● **Work instructions**
Take every line that has the string "grid" and copy it out.

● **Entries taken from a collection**
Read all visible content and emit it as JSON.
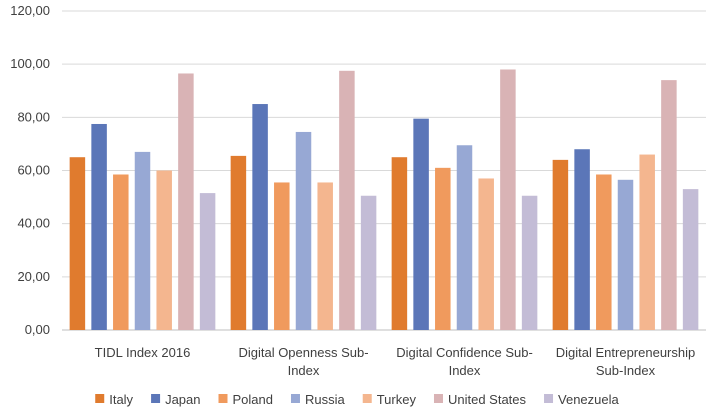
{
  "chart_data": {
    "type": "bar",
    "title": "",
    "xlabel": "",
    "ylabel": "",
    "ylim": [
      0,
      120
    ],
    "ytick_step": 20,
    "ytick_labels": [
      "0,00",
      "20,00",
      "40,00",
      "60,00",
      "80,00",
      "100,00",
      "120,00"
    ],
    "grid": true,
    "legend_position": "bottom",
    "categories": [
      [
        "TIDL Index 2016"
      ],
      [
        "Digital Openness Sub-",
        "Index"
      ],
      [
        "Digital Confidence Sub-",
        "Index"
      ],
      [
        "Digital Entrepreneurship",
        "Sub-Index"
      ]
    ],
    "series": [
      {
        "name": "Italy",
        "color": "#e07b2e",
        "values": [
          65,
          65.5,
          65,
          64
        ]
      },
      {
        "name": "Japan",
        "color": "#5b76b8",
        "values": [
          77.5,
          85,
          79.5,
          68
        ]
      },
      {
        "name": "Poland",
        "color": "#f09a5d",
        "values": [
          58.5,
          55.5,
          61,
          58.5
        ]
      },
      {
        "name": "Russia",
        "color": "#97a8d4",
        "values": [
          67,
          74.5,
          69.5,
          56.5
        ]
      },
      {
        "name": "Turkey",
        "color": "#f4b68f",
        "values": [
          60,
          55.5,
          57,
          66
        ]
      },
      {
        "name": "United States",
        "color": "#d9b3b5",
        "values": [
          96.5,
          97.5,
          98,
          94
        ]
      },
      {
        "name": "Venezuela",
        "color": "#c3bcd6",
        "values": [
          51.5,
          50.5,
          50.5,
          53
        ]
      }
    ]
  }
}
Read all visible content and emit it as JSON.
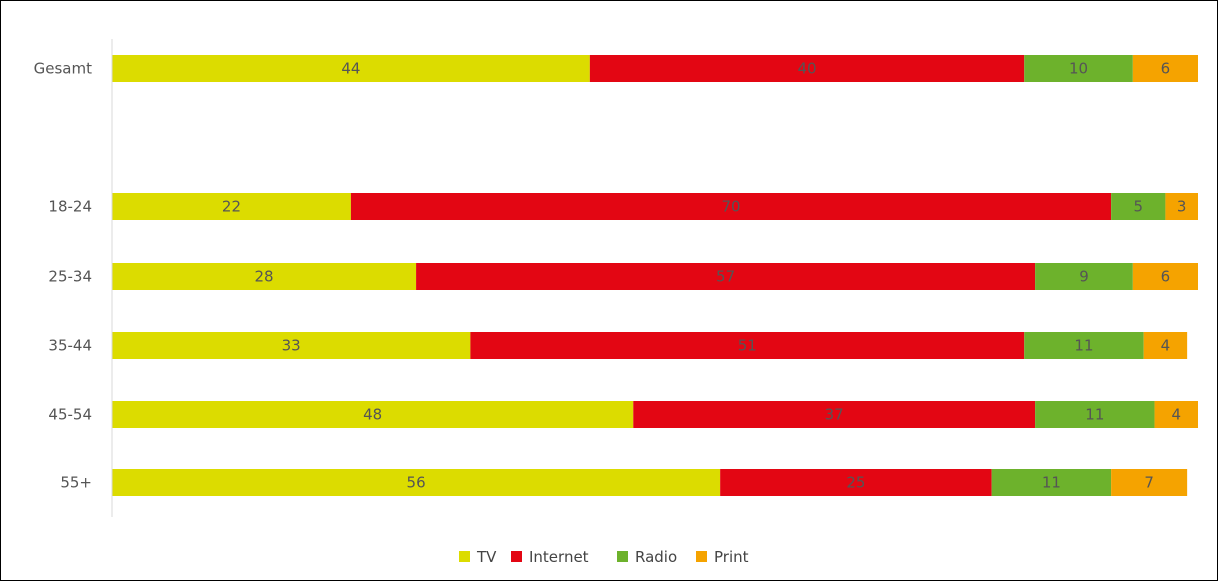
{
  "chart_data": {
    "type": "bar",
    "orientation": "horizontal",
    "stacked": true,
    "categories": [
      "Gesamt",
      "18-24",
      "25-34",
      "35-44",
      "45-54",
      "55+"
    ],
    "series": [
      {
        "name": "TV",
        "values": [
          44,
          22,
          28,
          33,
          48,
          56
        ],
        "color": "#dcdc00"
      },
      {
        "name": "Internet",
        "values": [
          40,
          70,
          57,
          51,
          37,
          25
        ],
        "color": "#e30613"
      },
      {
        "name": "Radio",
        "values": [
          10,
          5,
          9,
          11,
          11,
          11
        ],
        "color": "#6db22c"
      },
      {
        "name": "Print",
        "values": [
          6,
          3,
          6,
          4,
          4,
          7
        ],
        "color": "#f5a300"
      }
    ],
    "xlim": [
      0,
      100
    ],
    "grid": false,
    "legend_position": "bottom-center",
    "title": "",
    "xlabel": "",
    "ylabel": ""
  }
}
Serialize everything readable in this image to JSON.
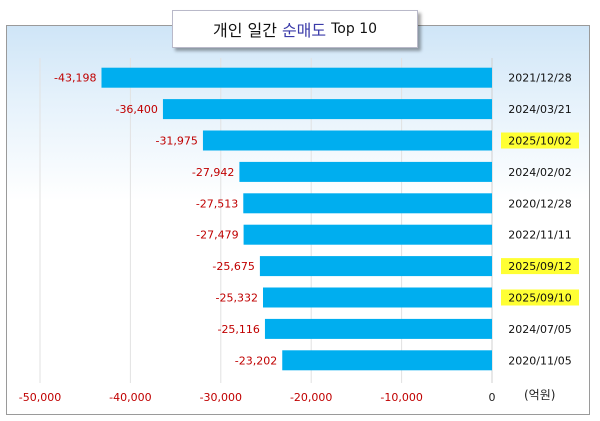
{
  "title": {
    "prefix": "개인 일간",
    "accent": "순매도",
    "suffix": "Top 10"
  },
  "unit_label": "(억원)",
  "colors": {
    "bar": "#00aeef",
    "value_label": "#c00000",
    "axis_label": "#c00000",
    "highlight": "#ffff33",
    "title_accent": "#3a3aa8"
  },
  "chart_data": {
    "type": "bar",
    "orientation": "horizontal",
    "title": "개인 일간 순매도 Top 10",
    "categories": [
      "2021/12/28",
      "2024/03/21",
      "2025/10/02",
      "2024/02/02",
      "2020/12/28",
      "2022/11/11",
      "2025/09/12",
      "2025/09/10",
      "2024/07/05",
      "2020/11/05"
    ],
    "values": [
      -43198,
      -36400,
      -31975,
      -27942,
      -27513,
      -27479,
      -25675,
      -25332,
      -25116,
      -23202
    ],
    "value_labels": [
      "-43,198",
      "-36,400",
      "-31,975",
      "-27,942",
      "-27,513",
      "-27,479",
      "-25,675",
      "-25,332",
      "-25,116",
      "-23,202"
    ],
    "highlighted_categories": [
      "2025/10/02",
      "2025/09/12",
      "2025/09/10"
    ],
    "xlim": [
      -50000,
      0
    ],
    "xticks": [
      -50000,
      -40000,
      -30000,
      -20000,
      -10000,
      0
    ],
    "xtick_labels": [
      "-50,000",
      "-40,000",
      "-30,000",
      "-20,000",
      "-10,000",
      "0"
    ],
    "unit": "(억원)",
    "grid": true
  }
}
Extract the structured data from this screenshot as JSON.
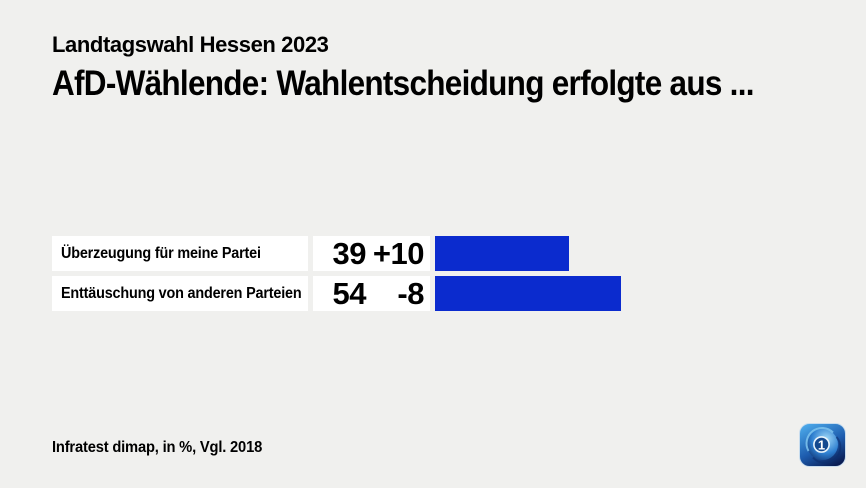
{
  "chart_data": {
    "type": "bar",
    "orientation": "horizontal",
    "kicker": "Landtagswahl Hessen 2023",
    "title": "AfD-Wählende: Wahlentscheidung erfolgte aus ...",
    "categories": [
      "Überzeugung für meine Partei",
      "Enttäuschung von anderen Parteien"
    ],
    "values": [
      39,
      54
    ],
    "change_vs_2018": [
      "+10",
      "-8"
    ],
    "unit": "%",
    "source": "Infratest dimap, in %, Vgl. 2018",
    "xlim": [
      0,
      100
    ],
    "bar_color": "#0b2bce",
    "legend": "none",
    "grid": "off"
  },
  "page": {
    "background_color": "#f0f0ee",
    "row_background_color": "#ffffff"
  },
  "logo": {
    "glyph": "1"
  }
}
* * *
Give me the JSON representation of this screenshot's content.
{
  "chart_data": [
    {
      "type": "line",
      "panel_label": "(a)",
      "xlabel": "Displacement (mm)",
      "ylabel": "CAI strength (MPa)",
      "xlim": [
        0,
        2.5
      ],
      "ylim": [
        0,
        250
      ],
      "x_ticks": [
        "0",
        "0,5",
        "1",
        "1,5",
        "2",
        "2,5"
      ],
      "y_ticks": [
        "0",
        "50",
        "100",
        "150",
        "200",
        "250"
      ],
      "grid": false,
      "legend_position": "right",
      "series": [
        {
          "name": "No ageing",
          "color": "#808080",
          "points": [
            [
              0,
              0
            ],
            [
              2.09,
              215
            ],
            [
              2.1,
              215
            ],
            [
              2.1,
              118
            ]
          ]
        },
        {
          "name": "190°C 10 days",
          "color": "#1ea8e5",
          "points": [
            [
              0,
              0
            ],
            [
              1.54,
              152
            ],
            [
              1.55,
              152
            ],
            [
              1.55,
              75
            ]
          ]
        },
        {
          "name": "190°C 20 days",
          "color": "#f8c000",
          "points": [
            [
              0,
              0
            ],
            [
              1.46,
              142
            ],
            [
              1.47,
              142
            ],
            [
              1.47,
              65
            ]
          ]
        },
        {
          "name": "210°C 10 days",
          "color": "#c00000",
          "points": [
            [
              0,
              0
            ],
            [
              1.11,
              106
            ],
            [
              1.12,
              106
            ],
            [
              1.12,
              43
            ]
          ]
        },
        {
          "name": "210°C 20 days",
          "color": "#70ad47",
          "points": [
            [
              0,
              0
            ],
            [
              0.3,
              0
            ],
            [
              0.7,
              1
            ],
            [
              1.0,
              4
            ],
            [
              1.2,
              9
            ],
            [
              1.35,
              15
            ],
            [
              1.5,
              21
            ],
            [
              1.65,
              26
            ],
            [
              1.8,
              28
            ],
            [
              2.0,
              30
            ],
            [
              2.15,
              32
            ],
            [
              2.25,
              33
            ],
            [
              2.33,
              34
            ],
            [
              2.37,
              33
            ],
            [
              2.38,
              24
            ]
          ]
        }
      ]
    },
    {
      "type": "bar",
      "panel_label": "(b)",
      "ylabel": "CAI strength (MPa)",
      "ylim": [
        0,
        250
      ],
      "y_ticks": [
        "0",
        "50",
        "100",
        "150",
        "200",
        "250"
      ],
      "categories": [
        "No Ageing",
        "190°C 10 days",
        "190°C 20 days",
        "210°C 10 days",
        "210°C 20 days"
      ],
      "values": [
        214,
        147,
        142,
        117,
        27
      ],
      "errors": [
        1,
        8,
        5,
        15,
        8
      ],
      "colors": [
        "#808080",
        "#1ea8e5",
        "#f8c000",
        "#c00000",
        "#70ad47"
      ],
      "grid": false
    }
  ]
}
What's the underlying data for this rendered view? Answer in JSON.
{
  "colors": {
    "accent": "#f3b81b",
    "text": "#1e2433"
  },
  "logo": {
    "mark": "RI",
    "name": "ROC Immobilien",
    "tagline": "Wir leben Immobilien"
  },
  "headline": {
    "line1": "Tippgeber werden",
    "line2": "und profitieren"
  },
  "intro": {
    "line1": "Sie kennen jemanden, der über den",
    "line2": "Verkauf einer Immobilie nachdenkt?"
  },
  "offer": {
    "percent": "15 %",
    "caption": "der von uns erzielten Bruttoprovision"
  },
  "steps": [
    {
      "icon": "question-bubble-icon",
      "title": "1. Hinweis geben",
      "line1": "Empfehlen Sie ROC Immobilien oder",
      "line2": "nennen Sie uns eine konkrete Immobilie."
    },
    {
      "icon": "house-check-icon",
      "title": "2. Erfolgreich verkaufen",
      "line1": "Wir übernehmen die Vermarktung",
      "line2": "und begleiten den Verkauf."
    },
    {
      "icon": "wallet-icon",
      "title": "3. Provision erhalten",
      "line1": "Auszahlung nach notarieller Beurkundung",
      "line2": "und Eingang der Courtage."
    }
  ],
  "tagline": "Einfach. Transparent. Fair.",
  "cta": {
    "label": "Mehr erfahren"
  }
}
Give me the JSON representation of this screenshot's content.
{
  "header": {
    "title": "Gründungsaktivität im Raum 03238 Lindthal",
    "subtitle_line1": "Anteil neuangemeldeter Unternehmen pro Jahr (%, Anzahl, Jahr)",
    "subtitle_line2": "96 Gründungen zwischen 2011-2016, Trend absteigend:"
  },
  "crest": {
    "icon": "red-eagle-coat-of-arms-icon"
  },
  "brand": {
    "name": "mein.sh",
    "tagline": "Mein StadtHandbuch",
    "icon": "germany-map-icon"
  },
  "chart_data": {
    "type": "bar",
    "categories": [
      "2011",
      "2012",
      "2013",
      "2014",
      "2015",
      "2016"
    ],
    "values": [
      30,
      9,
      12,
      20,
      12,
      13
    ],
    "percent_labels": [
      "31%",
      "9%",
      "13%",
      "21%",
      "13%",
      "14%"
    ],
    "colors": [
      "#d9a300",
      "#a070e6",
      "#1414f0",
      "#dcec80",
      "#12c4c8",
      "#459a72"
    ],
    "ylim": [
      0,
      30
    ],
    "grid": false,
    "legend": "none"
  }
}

● **Full output**
    "grid": true,
    "grid": false,
    "grid": true
    "grid": "off"
      "grid": false,
      "grid": false
    "grid": false,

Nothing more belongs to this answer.